• [Testo fornito]
****************
Silvio Berlusconi partecipa a un comizio con Alfio Marchini a Roma (foto LaPresse)
E lui: “E’ Gianni Letta!”. “Ah, bene. Ma dov’è adesso Letta?”. “Non c’è”. “Anzi, non è nemmeno iscritto”. Come disse una volta Adriano Galliani: “Si sa bene chi sono i tre eredi di Silvio Berlusconi”. E chi sono? “Il primo è Silvio, il secondo è Berlusconi, il terzo è Silvio Berlusconi”. Così adesso, ora che l’hanno ricoverato al San Raffaele, in questa vicenda in cui forse c’è anche l’esaurimento momentaneo di un uomo che si è svuotato nel trasfondere sangue all’organismo anemico del centrodestra, adesso che giungono i bollettini medici, i sospiri di sollievo per lo scampato pericolo, gli auguri e le urgenti prescrizioni d’una operazione chirurgica a cuore aperto, adesso lo si può immaginare non meno scavezzacollo e spensierato di tutte le altre volte in cui si è trovato in difficoltà, spensierato nel senso d’un uomo troppo sicuro di sé per porsi il problema del futuro, e troppo superbamente impolitico anche solo per immaginare di rimettere ordine e offrire un orizzonte d’immortalità al berlusconismo, e insomma di fare nella politica quello che in realtà da quasi un anno ha cominciato a fare nelle sue aziende. Esattamente un anno fa veniva infatti ceduto il 25 per cento delle antenne Ei Towers, poi ci fu la liquidazione del leasing della sede del Giornale a Milano, la cessione del 50 per cento delle assicurazioni Mediolanum, poi a novembre del 2015 la storica acquisizione della Rizzoli Libri da parte di Mondadori, poi l’8 aprile 2016 l’ingresso di Vincent Bolloré in Mediaset, e infine anche il Milan, che prima o poi sarà venduto ai cinesi. Ma Forza Italia non la si può vendere ai cinesi. E il centrodestra non è la Mondadori che conta sulla determinazione di Marina, e non è nemmeno Mediaset che ha Pier Silvio. In politica c’è un non erede che si chiama Matteo Salvini, c’è uno strano amatissimo avversario che si chiama Matteo Renzi, ci sono tanti voti sorprendentemente ricomparsi in queste elezioni amministrative e c’è poi un partito sospeso, incerto, in bilico, che ha sempre vissuto all’ombra del potere finanziario e carismatico del suo padrone: che ne sarà di Forza Italia? “Fare il leader di un partito è cosa che gli sconsiglio da tempo”, ha detto ieri, con un saggio sorriso, il suo medico personale, Alberto Zangrillo.
****************
Riproduci per intero e senza modifiche il testo su Silvio Berlusconi e il futuro di Forza Italia. Le voci riportate qui sotto non hanno alcun legame con il testo.
****************
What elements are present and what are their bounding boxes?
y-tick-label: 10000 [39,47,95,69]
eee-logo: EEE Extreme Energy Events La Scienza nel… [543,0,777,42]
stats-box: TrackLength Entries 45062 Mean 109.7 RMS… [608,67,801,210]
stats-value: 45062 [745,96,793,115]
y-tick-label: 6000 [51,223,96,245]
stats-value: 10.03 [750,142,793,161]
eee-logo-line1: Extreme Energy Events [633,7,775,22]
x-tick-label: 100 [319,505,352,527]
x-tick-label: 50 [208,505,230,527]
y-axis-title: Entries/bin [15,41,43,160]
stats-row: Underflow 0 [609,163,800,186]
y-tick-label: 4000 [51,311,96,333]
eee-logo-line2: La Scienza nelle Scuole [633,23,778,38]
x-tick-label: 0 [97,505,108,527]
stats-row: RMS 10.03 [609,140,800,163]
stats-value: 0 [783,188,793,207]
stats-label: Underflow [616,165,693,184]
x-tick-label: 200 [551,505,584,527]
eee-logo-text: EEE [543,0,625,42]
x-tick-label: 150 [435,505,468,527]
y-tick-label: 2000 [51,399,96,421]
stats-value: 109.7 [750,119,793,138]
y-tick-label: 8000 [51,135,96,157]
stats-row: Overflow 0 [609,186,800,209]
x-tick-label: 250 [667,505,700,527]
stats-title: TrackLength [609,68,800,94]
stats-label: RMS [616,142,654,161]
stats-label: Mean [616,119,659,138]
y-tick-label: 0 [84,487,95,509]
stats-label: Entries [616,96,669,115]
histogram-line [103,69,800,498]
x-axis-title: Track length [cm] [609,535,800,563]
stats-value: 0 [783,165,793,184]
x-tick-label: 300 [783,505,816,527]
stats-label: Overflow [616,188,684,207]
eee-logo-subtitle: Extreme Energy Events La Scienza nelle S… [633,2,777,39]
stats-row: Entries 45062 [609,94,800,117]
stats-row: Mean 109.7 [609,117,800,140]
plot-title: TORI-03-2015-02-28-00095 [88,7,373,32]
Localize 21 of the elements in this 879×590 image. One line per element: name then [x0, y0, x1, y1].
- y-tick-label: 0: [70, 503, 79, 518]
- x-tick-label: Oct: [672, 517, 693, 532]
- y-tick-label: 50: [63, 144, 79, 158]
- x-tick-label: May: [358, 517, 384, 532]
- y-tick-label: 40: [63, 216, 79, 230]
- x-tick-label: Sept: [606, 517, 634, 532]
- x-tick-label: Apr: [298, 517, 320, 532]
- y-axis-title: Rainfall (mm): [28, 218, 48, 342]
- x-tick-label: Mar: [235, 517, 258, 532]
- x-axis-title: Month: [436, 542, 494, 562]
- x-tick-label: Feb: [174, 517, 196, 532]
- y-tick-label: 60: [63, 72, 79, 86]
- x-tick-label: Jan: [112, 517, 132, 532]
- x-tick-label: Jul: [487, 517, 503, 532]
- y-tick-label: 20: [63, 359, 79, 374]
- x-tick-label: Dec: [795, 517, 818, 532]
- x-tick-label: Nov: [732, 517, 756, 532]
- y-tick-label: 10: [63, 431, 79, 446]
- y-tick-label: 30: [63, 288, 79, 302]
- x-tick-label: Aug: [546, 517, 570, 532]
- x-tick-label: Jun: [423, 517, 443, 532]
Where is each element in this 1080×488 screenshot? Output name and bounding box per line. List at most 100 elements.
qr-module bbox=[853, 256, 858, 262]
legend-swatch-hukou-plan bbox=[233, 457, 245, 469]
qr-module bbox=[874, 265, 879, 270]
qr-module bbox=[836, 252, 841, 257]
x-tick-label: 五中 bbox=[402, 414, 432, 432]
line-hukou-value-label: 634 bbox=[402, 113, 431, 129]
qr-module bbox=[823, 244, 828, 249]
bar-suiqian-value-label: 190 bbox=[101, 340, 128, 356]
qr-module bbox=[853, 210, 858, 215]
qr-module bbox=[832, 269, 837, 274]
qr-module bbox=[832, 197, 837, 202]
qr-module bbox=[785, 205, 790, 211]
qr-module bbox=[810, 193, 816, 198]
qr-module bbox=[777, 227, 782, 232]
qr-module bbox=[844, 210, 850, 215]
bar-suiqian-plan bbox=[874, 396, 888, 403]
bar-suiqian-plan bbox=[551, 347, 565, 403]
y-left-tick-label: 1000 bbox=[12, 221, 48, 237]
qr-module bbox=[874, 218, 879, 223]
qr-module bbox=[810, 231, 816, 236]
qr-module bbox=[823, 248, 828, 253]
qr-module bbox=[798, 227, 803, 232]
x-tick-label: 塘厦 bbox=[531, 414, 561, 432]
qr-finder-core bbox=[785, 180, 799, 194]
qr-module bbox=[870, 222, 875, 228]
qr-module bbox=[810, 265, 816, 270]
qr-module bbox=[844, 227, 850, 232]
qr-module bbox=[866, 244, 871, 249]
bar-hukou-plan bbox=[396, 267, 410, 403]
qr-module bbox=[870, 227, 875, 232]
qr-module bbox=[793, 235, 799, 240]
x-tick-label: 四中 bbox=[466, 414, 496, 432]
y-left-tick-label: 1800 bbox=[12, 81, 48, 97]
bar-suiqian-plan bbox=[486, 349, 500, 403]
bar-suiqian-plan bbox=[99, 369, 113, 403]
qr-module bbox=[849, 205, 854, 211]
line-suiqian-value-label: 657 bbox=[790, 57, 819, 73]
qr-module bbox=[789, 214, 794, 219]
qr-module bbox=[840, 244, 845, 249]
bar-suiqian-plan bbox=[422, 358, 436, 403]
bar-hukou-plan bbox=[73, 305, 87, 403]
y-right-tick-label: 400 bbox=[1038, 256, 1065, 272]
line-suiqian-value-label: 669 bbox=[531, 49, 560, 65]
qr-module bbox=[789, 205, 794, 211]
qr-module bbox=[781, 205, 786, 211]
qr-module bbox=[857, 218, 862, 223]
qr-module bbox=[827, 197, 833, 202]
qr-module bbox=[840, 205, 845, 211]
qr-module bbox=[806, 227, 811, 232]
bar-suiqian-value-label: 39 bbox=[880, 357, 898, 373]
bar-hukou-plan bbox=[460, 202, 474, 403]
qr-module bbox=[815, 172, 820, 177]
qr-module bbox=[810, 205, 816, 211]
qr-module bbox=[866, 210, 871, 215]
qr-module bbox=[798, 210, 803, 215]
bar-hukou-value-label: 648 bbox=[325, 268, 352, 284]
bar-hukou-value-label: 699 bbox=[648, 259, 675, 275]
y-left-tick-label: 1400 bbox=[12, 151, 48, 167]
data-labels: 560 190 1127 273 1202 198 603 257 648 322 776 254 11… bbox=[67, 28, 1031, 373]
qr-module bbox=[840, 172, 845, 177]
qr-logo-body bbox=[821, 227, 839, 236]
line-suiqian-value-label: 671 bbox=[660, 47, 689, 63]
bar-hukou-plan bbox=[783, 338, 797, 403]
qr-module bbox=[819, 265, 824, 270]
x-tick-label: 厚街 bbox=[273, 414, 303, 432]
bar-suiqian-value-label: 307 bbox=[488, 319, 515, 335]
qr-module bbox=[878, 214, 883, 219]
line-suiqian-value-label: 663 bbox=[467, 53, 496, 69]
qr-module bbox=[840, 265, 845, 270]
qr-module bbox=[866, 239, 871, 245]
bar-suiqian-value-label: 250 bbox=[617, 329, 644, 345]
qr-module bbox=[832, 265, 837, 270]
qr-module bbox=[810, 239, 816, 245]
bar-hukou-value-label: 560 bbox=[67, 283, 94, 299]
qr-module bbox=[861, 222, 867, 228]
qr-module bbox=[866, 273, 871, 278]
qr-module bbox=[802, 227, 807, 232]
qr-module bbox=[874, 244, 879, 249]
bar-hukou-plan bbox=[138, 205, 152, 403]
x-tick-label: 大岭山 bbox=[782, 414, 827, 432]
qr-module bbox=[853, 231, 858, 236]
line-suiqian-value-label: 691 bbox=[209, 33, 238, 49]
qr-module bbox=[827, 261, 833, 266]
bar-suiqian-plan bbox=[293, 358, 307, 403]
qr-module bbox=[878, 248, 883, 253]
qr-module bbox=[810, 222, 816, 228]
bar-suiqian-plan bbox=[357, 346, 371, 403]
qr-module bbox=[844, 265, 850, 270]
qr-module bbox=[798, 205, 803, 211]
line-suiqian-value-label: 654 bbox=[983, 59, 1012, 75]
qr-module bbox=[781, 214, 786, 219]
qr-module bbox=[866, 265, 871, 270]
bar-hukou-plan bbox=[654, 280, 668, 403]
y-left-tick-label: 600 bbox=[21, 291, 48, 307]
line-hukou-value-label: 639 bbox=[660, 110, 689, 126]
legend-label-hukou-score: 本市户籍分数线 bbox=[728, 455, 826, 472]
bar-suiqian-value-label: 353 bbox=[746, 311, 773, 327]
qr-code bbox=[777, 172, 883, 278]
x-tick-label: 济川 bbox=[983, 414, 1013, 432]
****************
• [La tua soluzione]
Silvio Berlusconi partecipa a un comizio con Alfio Marchini a Roma (foto LaPresse)
E lui: “E’ Gianni Letta!”. “Ah, bene. Ma dov’è adesso Letta?”. “Non c’è”. “Anzi, non è nemmeno iscritto”. Come disse una volta Adriano Galliani: “Si sa bene chi sono i tre eredi di Silvio Berlusconi”. E chi sono? “Il primo è Silvio, il secondo è Berlusconi, il terzo è Silvio Berlusconi”. Così adesso, ora che l’hanno ricoverato al San Raffaele, in questa vicenda in cui forse c’è anche l’esaurimento momentaneo di un uomo che si è svuotato nel trasfondere sangue all’organismo anemico del centrodestra, adesso che giungono i bollettini medici, i sospiri di sollievo per lo scampato pericolo, gli auguri e le urgenti prescrizioni d’una operazione chirurgica a cuore aperto, adesso lo si può immaginare non meno scavezzacollo e spensierato di tutte le altre volte in cui si è trovato in difficoltà, spensierato nel senso d’un uomo troppo sicuro di sé per porsi il problema del futuro, e troppo superbamente impolitico anche solo per immaginare di rimettere ordine e offrire un orizzonte d’immortalità al berlusconismo, e insomma di fare nella politica quello che in realtà da quasi un anno ha cominciato a fare nelle sue aziende. Esattamente un anno fa veniva infatti ceduto il 25 per cento delle antenne Ei Towers, poi ci fu la liquidazione del leasing della sede del Giornale a Milano, la cessione del 50 per cento delle assicurazioni Mediolanum, poi a novembre del 2015 la storica acquisizione della Rizzoli Libri da parte di Mondadori, poi l’8 aprile 2016 l’ingresso di Vincent Bolloré in Mediaset, e infine anche il Milan, che prima o poi sarà venduto ai cinesi. Ma Forza Italia non la si può vendere ai cinesi. E il centrodestra non è la Mondadori che conta sulla determinazione di Marina, e non è nemmeno Mediaset che ha Pier Silvio. In politica c’è un non erede che si chiama Matteo Salvini, c’è uno strano amatissimo avversario che si chiama Matteo Renzi, ci sono tanti voti sorprendentemente ricomparsi in queste elezioni amministrative e c’è poi un partito sospeso, incerto, in bilico, che ha sempre vissuto all’ombra del potere finanziario e carismatico del suo padrone: che ne sarà di Forza Italia? “Fare il leader di un partito è cosa che gli sconsiglio da tempo”, ha detto ieri, con un saggio sorriso, il suo medico personale, Alberto Zangrillo.